■ What needs to be done: Exclude the pictures; give every entry again exactly as written.

+--

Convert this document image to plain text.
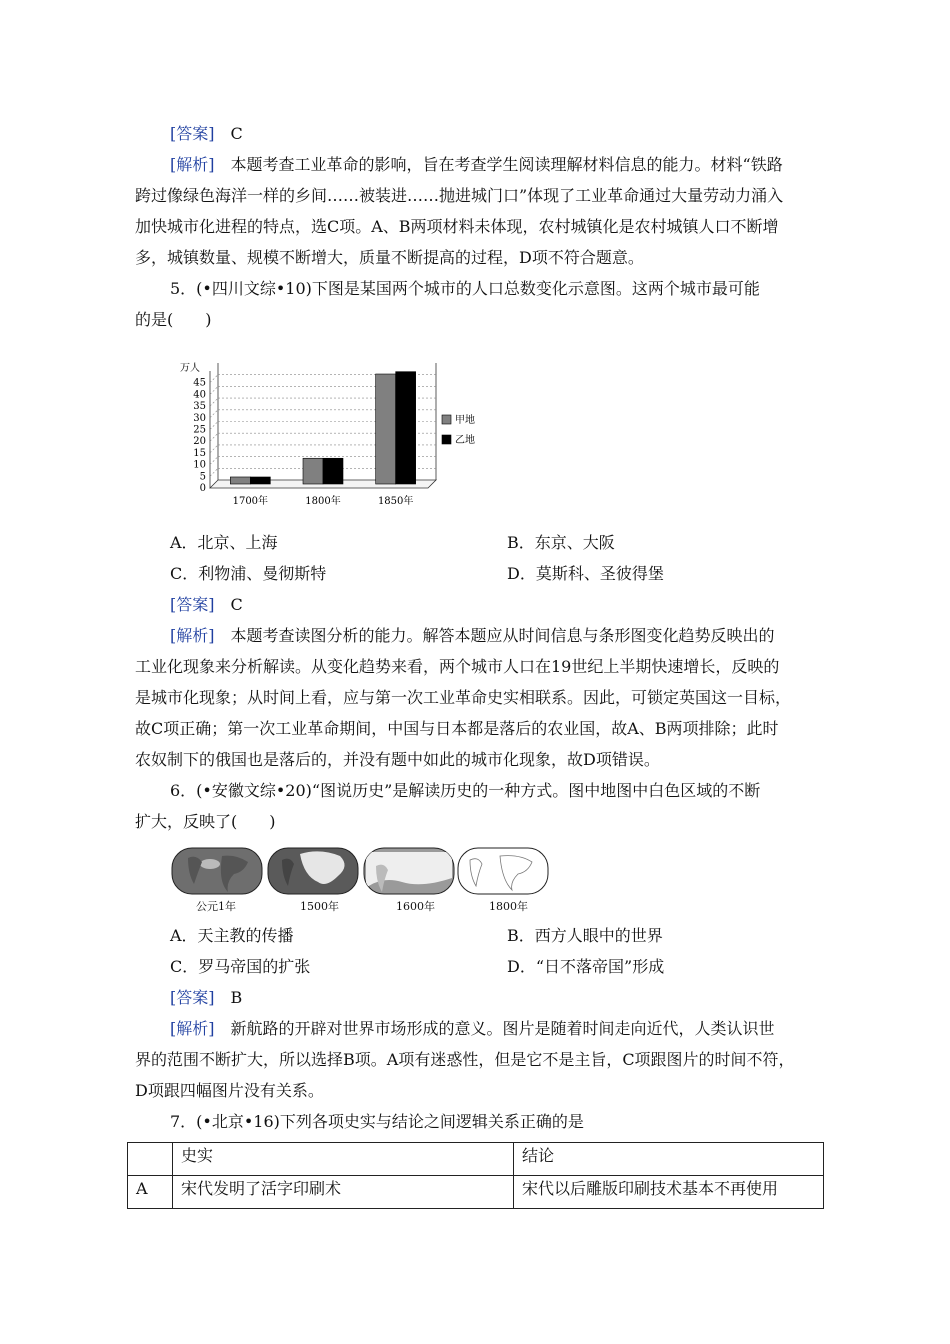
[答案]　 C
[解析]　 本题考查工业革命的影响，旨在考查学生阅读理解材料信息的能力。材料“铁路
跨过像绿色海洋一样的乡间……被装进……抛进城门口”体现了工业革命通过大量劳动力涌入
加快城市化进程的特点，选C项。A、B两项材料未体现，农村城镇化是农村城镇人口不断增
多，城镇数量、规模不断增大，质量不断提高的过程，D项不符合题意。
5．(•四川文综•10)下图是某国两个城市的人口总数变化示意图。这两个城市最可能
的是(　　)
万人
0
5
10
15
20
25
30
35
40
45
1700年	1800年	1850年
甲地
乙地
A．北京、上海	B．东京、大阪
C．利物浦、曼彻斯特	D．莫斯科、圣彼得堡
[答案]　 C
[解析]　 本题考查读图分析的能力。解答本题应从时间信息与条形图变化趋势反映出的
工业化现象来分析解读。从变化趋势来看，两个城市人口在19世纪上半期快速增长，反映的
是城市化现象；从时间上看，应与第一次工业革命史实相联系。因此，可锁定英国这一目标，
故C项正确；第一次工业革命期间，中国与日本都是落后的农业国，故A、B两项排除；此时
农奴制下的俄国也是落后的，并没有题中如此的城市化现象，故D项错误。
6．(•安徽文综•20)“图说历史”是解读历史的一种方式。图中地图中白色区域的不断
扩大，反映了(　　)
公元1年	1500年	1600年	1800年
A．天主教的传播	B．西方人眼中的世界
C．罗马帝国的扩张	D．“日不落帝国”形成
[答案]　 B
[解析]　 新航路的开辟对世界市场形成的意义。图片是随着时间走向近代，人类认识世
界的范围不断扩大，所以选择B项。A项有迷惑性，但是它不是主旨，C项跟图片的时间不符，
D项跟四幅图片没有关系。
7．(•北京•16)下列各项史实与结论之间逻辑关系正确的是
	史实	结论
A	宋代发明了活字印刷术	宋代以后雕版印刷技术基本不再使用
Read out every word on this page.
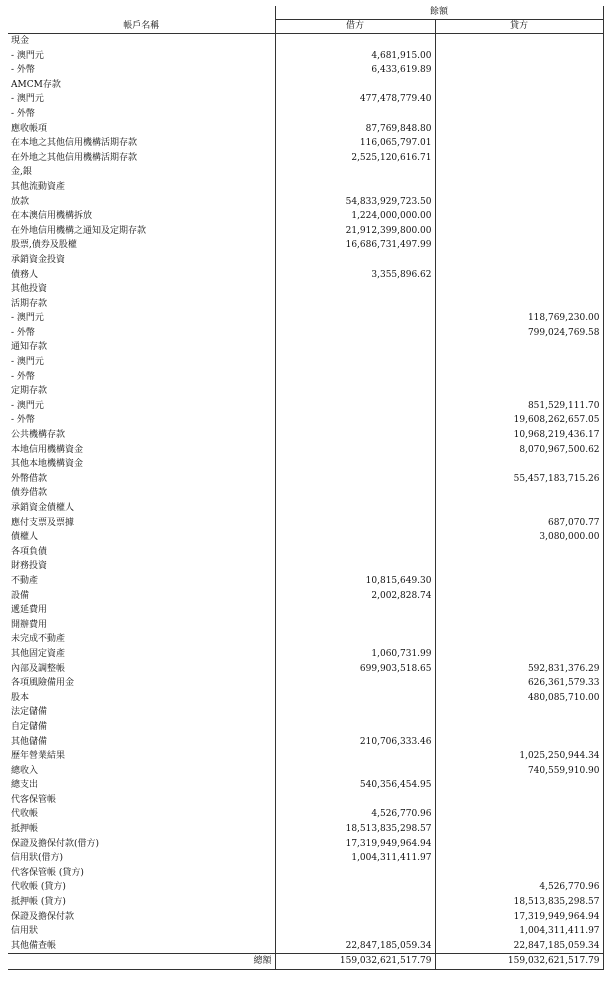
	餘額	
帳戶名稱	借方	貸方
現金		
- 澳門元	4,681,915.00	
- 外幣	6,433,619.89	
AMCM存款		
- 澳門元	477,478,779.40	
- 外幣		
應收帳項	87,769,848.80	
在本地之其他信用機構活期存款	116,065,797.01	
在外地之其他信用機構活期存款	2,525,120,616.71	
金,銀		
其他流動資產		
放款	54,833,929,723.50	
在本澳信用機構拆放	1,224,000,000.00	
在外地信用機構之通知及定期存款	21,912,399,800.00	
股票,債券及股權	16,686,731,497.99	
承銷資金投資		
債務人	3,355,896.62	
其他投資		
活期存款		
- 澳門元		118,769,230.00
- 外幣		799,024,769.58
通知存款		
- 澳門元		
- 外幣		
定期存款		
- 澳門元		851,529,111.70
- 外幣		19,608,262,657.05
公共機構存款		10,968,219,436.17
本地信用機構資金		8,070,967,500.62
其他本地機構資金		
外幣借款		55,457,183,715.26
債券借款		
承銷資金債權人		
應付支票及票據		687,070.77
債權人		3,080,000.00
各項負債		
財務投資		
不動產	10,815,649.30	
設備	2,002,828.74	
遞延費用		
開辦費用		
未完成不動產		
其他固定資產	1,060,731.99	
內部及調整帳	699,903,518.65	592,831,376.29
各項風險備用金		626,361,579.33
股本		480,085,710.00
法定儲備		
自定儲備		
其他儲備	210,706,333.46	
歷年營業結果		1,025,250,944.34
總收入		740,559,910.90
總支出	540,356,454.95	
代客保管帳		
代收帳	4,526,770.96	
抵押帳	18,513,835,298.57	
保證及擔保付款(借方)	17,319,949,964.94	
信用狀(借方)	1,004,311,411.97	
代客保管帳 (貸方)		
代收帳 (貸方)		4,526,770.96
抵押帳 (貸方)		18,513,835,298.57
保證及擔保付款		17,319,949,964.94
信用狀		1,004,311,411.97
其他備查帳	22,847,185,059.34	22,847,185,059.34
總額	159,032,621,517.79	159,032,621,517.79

+--

■ Written response:
Convert this document image to plain text.
[答案]　 C
[解析]　 本题考查工业革命的影响，旨在考查学生阅读理解材料信息的能力。材料“铁路
跨过像绿色海洋一样的乡间……被装进……抛进城门口”体现了工业革命通过大量劳动力涌入
加快城市化进程的特点，选C项。A、B两项材料未体现，农村城镇化是农村城镇人口不断增
多，城镇数量、规模不断增大，质量不断提高的过程，D项不符合题意。
5．(•四川文综•10)下图是某国两个城市的人口总数变化示意图。这两个城市最可能
的是(　　)
万人
0
5
10
15
20
25
30
35
40
45
1700年	1800年	1850年
甲地
乙地
A．北京、上海	B．东京、大阪
C．利物浦、曼彻斯特	D．莫斯科、圣彼得堡
[答案]　 C
[解析]　 本题考查读图分析的能力。解答本题应从时间信息与条形图变化趋势反映出的
工业化现象来分析解读。从变化趋势来看，两个城市人口在19世纪上半期快速增长，反映的
是城市化现象；从时间上看，应与第一次工业革命史实相联系。因此，可锁定英国这一目标，
故C项正确；第一次工业革命期间，中国与日本都是落后的农业国，故A、B两项排除；此时
农奴制下的俄国也是落后的，并没有题中如此的城市化现象，故D项错误。
6．(•安徽文综•20)“图说历史”是解读历史的一种方式。图中地图中白色区域的不断
扩大，反映了(　　)
公元1年	1500年	1600年	1800年
A．天主教的传播	B．西方人眼中的世界
C．罗马帝国的扩张	D．“日不落帝国”形成
[答案]　 B
[解析]　 新航路的开辟对世界市场形成的意义。图片是随着时间走向近代，人类认识世
界的范围不断扩大，所以选择B项。A项有迷惑性，但是它不是主旨，C项跟图片的时间不符，
D项跟四幅图片没有关系。
7．(•北京•16)下列各项史实与结论之间逻辑关系正确的是
	史实	结论
A	宋代发明了活字印刷术	宋代以后雕版印刷技术基本不再使用
Read out every word on this page.
	餘額	
帳戶名稱	借方	貸方
現金		
- 澳門元	4,681,915.00	
- 外幣	6,433,619.89	
AMCM存款		
- 澳門元	477,478,779.40	
- 外幣		
應收帳項	87,769,848.80	
在本地之其他信用機構活期存款	116,065,797.01	
在外地之其他信用機構活期存款	2,525,120,616.71	
金,銀		
其他流動資產		
放款	54,833,929,723.50	
在本澳信用機構拆放	1,224,000,000.00	
在外地信用機構之通知及定期存款	21,912,399,800.00	
股票,債券及股權	16,686,731,497.99	
承銷資金投資		
債務人	3,355,896.62	
其他投資		
活期存款		
- 澳門元		118,769,230.00
- 外幣		799,024,769.58
通知存款		
- 澳門元		
- 外幣		
定期存款		
- 澳門元		851,529,111.70
- 外幣		19,608,262,657.05
公共機構存款		10,968,219,436.17
本地信用機構資金		8,070,967,500.62
其他本地機構資金		
外幣借款		55,457,183,715.26
債券借款		
承銷資金債權人		
應付支票及票據		687,070.77
債權人		3,080,000.00
各項負債		
財務投資		
不動產	10,815,649.30	
設備	2,002,828.74	
遞延費用		
開辦費用		
未完成不動產		
其他固定資產	1,060,731.99	
內部及調整帳	699,903,518.65	592,831,376.29
各項風險備用金		626,361,579.33
股本		480,085,710.00
法定儲備		
自定儲備		
其他儲備	210,706,333.46	
歷年營業結果		1,025,250,944.34
總收入		740,559,910.90
總支出	540,356,454.95	
代客保管帳		
代收帳	4,526,770.96	
抵押帳	18,513,835,298.57	
保證及擔保付款(借方)	17,319,949,964.94	
信用狀(借方)	1,004,311,411.97	
代客保管帳 (貸方)		
代收帳 (貸方)		4,526,770.96
抵押帳 (貸方)		18,513,835,298.57
保證及擔保付款		17,319,949,964.94
信用狀		1,004,311,411.97
其他備查帳	22,847,185,059.34	22,847,185,059.34
總額	159,032,621,517.79	159,032,621,517.79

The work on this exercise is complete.